Take the listing and print it in full, exactly as given.

· · · · · · ·

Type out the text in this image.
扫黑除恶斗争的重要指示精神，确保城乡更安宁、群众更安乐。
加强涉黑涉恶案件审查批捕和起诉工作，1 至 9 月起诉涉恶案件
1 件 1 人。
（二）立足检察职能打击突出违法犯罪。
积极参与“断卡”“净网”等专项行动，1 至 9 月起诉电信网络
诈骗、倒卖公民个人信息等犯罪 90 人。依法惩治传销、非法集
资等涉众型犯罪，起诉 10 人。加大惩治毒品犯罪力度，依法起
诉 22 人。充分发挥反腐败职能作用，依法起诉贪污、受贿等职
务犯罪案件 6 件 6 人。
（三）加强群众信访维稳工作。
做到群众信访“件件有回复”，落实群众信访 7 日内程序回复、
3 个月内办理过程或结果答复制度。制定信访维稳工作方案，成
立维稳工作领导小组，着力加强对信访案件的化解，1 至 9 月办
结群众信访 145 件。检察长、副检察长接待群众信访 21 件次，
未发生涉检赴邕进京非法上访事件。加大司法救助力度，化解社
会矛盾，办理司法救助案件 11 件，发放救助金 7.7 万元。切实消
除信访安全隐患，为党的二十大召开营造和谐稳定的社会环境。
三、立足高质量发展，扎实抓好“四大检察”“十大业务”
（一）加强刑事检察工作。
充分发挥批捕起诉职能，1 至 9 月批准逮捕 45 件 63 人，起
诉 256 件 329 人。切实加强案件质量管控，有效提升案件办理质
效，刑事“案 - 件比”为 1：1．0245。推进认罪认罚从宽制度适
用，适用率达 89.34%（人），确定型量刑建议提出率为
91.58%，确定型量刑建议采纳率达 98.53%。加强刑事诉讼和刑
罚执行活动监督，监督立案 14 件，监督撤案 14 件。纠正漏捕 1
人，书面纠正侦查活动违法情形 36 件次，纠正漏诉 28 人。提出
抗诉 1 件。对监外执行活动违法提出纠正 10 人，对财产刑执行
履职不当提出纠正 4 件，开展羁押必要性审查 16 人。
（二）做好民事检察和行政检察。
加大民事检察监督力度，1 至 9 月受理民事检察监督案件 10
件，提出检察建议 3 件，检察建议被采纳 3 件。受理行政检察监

· · · · · · ·

**Completed task**:
Type out the text in this image.
扫黑除恶斗争的重要指示精神，确保城乡更安宁、群众更安乐。
加强涉黑涉恶案件审查批捕和起诉工作，1 至 9 月起诉涉恶案件
1 件 1 人。
（二）立足检察职能打击突出违法犯罪。
积极参与“断卡”“净网”等专项行动，1 至 9 月起诉电信网络
诈骗、倒卖公民个人信息等犯罪 90 人。依法惩治传销、非法集
资等涉众型犯罪，起诉 10 人。加大惩治毒品犯罪力度，依法起
诉 22 人。充分发挥反腐败职能作用，依法起诉贪污、受贿等职
务犯罪案件 6 件 6 人。
（三）加强群众信访维稳工作。
做到群众信访“件件有回复”，落实群众信访 7 日内程序回复、
3 个月内办理过程或结果答复制度。制定信访维稳工作方案，成
立维稳工作领导小组，着力加强对信访案件的化解，1 至 9 月办
结群众信访 145 件。检察长、副检察长接待群众信访 21 件次，
未发生涉检赴邕进京非法上访事件。加大司法救助力度，化解社
会矛盾，办理司法救助案件 11 件，发放救助金 7.7 万元。切实消
除信访安全隐患，为党的二十大召开营造和谐稳定的社会环境。
三、立足高质量发展，扎实抓好“四大检察”“十大业务”
（一）加强刑事检察工作。
充分发挥批捕起诉职能，1 至 9 月批准逮捕 45 件 63 人，起
诉 256 件 329 人。切实加强案件质量管控，有效提升案件办理质
效，刑事“案 - 件比”为 1：1．0245。推进认罪认罚从宽制度适
用，适用率达 89.34%（人），确定型量刑建议提出率为
91.58%，确定型量刑建议采纳率达 98.53%。加强刑事诉讼和刑
罚执行活动监督，监督立案 14 件，监督撤案 14 件。纠正漏捕 1
人，书面纠正侦查活动违法情形 36 件次，纠正漏诉 28 人。提出
抗诉 1 件。对监外执行活动违法提出纠正 10 人，对财产刑执行
履职不当提出纠正 4 件，开展羁押必要性审查 16 人。
（二）做好民事检察和行政检察。
加大民事检察监督力度，1 至 9 月受理民事检察监督案件 10
件，提出检察建议 3 件，检察建议被采纳 3 件。受理行政检察监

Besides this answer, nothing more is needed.